(Records from a dataset)
___

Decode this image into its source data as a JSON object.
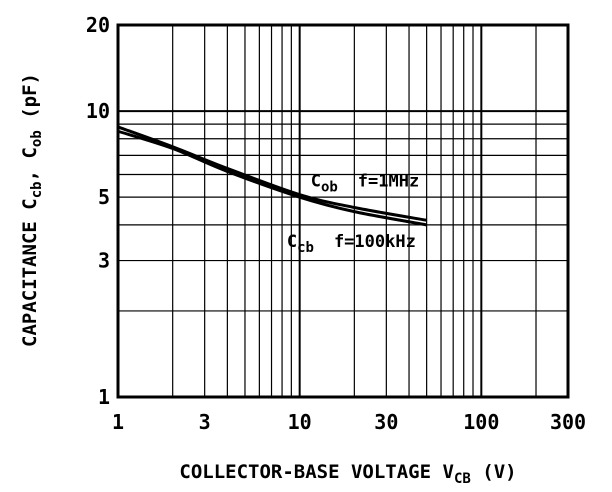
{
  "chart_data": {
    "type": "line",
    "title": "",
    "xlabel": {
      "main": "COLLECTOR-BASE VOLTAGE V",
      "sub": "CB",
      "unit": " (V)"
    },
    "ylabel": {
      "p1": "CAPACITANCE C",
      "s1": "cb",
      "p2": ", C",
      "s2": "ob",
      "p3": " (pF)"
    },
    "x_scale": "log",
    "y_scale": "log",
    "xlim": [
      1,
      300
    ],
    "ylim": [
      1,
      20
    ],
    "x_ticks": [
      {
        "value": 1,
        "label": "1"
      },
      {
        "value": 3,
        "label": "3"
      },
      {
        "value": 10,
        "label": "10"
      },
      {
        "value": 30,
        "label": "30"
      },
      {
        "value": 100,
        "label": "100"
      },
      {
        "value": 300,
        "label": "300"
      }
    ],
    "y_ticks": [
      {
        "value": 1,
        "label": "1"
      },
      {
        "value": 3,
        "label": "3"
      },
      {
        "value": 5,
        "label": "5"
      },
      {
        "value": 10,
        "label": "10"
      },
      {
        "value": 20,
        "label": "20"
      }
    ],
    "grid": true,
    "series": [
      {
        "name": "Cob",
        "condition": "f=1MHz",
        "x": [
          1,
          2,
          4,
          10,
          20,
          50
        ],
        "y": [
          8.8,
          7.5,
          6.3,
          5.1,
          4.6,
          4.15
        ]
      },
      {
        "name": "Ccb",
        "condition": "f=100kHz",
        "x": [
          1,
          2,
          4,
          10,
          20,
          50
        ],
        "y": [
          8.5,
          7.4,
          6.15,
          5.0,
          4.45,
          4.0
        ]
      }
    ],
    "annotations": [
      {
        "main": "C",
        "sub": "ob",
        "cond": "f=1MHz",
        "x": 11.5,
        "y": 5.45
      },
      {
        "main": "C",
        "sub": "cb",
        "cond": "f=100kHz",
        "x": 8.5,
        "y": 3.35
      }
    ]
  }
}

___

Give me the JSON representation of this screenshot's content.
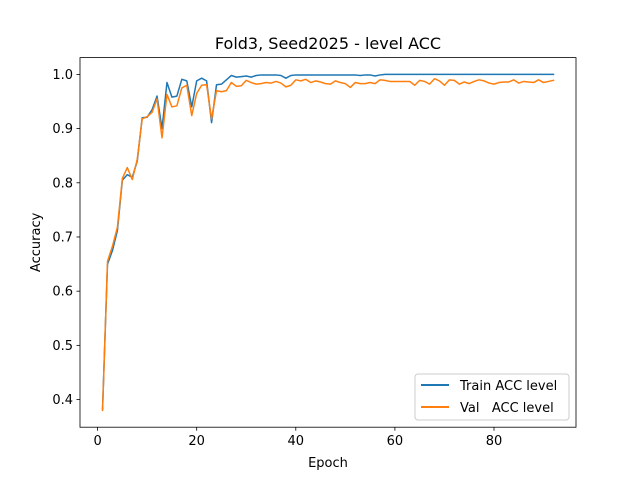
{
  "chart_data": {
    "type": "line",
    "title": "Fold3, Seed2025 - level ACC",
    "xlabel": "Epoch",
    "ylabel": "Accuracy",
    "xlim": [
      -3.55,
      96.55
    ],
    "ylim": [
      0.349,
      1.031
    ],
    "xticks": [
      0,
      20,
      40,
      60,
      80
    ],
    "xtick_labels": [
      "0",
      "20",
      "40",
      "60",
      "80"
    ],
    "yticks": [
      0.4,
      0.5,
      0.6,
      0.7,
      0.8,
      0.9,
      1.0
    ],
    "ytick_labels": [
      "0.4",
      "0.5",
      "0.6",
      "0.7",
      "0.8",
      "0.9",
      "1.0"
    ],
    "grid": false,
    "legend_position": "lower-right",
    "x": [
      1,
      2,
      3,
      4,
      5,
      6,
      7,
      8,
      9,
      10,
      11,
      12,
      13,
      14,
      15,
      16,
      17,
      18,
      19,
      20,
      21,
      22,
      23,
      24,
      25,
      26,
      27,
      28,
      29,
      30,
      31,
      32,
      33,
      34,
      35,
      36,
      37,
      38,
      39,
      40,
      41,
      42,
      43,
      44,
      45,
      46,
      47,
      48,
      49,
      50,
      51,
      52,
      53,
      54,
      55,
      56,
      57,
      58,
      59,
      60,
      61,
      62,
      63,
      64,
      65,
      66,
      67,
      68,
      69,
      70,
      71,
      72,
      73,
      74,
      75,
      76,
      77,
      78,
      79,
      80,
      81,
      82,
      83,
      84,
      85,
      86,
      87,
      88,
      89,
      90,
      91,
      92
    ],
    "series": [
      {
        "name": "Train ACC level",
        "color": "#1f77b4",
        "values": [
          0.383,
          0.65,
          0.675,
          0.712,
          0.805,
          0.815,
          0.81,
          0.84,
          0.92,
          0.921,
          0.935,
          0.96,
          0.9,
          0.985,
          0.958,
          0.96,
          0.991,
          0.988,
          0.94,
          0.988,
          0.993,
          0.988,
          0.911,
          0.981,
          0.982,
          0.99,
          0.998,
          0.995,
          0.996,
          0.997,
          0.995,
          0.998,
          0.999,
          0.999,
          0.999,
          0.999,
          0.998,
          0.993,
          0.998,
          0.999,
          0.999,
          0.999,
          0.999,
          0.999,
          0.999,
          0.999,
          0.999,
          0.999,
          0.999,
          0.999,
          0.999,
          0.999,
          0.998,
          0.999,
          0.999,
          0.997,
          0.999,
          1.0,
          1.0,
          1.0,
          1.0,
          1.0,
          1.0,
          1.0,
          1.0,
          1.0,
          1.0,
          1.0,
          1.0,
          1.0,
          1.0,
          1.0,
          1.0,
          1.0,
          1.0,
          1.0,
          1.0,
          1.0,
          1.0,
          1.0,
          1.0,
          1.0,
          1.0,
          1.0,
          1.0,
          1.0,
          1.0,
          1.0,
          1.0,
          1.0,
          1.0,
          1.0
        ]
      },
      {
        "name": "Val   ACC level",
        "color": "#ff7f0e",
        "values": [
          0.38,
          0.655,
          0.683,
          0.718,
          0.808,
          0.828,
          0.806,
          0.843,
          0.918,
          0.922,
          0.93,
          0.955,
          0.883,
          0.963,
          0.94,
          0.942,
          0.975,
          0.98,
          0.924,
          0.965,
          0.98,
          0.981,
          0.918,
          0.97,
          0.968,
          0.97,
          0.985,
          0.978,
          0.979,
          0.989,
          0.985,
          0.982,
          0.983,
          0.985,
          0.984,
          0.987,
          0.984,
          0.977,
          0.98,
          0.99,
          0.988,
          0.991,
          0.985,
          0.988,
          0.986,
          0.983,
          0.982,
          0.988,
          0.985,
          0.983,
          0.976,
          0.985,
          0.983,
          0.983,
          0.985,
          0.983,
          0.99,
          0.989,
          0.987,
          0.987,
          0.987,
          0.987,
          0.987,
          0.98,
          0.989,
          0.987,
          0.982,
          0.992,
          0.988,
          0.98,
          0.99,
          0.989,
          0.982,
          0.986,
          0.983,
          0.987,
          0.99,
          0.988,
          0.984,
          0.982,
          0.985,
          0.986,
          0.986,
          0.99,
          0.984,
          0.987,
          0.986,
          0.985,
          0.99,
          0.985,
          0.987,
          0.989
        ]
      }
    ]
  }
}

___

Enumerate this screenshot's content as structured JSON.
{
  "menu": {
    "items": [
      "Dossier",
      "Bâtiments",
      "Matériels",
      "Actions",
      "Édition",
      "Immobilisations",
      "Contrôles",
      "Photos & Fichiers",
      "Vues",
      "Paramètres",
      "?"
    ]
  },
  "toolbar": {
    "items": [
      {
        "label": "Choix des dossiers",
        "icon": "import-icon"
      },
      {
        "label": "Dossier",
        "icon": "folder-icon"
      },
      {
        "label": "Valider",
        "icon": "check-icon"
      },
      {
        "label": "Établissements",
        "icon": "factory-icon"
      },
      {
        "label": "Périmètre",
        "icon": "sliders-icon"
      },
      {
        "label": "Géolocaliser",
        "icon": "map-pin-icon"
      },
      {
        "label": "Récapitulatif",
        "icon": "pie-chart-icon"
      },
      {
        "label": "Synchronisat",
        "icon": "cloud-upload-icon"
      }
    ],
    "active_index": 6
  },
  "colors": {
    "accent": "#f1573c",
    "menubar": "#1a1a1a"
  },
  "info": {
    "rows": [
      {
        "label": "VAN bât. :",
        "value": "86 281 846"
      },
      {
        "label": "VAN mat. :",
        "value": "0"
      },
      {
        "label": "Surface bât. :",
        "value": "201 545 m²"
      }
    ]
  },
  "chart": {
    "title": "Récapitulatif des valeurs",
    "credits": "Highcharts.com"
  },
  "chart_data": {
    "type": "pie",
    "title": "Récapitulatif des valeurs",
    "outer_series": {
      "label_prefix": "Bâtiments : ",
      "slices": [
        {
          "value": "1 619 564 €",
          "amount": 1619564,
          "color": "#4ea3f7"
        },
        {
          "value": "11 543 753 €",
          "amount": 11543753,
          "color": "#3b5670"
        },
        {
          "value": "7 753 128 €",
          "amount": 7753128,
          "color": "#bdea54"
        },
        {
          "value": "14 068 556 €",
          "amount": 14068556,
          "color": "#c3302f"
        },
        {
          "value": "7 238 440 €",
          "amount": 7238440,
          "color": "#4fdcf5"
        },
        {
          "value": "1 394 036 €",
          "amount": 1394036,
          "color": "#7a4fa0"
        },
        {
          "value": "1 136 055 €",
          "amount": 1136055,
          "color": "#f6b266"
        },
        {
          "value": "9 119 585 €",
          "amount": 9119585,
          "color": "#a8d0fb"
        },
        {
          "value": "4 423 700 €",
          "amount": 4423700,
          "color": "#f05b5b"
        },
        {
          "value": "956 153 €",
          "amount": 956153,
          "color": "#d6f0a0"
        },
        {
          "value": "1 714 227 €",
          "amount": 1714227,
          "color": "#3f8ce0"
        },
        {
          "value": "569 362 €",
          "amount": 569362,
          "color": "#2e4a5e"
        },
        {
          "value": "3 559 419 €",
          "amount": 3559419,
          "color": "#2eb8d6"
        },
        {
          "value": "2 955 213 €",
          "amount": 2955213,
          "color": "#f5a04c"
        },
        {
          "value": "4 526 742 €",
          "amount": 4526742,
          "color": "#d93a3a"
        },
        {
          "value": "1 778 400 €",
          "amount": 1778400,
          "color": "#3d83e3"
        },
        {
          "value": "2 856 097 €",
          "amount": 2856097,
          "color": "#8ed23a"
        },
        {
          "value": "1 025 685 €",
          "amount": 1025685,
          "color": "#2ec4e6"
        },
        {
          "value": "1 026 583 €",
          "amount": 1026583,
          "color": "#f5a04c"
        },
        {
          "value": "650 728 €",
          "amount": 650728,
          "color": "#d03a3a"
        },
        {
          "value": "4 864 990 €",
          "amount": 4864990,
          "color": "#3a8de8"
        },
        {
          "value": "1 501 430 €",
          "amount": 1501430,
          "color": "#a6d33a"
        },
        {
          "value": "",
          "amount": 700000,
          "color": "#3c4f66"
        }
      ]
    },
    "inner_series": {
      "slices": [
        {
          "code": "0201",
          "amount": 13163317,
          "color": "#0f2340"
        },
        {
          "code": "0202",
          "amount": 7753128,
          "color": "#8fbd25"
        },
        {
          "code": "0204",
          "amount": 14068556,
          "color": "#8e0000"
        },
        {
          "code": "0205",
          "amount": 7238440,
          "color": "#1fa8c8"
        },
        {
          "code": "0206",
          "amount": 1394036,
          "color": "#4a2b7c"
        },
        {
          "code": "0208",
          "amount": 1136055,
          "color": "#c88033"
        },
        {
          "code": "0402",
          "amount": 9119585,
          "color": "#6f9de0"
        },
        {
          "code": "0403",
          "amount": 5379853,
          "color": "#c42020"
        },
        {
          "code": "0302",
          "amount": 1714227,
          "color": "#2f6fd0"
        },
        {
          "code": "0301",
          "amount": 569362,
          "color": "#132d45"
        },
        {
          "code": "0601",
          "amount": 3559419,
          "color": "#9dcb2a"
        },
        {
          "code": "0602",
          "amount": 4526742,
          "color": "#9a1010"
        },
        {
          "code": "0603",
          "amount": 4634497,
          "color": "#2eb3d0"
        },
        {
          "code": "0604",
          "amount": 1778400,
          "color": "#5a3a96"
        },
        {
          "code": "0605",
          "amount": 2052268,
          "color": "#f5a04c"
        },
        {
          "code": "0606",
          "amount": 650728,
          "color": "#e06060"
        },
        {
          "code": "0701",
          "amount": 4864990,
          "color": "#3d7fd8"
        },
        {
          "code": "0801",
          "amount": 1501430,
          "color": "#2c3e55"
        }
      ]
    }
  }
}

___

WHAT IS ASKED:
List every line from the entries above in which "condition" appears.

EXERCISE RESULT:
        "condition": "f=1MHz",
        "condition": "f=100kHz",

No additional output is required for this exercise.